──────── DATA SUPPLIED ────────

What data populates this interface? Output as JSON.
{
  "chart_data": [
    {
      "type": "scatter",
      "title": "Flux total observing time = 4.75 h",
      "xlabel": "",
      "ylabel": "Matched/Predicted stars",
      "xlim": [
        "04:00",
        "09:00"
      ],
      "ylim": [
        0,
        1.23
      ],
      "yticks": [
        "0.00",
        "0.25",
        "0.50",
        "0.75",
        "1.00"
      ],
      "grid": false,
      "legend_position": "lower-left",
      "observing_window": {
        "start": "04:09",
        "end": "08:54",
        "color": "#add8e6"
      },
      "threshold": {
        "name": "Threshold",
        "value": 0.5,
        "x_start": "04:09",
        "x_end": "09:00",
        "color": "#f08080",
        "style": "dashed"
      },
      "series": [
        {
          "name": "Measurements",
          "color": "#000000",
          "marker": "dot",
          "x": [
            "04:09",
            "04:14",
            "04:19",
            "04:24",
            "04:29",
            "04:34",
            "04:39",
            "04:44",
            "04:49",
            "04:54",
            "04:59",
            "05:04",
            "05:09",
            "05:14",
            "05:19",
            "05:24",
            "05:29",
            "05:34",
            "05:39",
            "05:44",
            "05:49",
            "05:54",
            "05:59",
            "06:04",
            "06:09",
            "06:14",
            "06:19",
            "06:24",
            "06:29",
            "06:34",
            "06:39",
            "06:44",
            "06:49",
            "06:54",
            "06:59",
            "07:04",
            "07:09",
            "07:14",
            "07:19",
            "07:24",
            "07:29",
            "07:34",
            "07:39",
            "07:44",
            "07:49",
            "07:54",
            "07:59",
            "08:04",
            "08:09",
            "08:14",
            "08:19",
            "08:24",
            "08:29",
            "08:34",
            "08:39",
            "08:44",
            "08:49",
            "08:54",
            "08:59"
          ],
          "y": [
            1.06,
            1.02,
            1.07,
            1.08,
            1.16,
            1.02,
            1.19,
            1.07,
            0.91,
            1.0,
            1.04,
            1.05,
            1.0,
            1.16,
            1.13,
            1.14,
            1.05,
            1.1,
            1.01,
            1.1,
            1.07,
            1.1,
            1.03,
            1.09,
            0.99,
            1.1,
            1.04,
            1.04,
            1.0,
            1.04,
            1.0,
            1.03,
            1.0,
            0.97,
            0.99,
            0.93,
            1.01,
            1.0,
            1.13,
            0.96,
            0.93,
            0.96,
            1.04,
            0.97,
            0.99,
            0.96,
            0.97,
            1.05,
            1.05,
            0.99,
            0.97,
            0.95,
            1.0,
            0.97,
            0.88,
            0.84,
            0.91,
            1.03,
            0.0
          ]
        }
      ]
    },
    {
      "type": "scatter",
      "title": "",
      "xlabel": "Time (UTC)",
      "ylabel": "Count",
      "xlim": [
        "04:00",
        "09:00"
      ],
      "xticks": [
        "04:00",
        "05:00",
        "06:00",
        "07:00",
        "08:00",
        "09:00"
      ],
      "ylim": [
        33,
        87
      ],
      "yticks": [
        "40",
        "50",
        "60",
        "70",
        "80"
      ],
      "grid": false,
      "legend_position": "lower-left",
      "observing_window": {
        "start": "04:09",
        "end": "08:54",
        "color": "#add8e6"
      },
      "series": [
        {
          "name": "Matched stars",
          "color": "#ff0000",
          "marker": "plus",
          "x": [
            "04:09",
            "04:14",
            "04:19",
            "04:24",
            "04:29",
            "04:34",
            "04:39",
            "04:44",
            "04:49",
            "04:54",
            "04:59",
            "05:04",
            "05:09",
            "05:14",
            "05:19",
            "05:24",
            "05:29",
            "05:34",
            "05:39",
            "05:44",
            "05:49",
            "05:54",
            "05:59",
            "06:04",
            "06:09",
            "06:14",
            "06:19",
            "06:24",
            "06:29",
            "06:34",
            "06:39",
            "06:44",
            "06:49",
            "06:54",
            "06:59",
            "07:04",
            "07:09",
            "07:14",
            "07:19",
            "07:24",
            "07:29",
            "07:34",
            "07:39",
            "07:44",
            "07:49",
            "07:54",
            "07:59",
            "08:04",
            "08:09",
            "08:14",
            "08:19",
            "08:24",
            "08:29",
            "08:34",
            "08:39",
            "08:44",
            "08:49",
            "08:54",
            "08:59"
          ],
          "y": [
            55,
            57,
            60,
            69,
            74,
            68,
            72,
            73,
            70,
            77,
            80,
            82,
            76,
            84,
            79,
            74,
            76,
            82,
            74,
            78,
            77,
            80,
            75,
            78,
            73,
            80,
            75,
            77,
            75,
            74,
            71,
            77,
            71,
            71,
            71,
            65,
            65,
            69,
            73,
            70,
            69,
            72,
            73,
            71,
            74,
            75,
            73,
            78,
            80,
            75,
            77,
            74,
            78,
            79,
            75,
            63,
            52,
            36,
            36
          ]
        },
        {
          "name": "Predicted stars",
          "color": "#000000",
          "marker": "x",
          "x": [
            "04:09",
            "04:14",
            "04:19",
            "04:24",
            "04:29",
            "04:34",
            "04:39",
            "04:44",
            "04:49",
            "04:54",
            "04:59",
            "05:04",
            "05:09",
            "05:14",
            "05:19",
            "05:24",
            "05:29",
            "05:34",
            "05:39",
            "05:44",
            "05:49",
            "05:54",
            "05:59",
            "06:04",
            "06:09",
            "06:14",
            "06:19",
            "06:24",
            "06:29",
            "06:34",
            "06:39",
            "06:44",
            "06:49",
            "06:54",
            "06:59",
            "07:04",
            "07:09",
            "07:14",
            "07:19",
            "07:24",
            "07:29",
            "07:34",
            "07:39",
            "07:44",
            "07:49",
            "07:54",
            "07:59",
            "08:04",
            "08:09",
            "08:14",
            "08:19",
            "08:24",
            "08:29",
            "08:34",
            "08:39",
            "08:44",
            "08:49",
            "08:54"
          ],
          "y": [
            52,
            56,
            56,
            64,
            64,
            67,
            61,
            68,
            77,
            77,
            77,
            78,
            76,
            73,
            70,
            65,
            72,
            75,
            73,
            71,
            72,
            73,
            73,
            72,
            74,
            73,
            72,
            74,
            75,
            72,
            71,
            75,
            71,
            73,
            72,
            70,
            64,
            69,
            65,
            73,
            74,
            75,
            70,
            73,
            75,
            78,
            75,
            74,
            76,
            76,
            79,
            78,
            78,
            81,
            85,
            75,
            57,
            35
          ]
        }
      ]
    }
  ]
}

────────

REQUEST:
Only lines with the word "name" should be collected from the material.

TASK OUTPUT:
        "name": "Threshold",
          "name": "Measurements",
          "name": "Matched stars",
          "name": "Predicted stars",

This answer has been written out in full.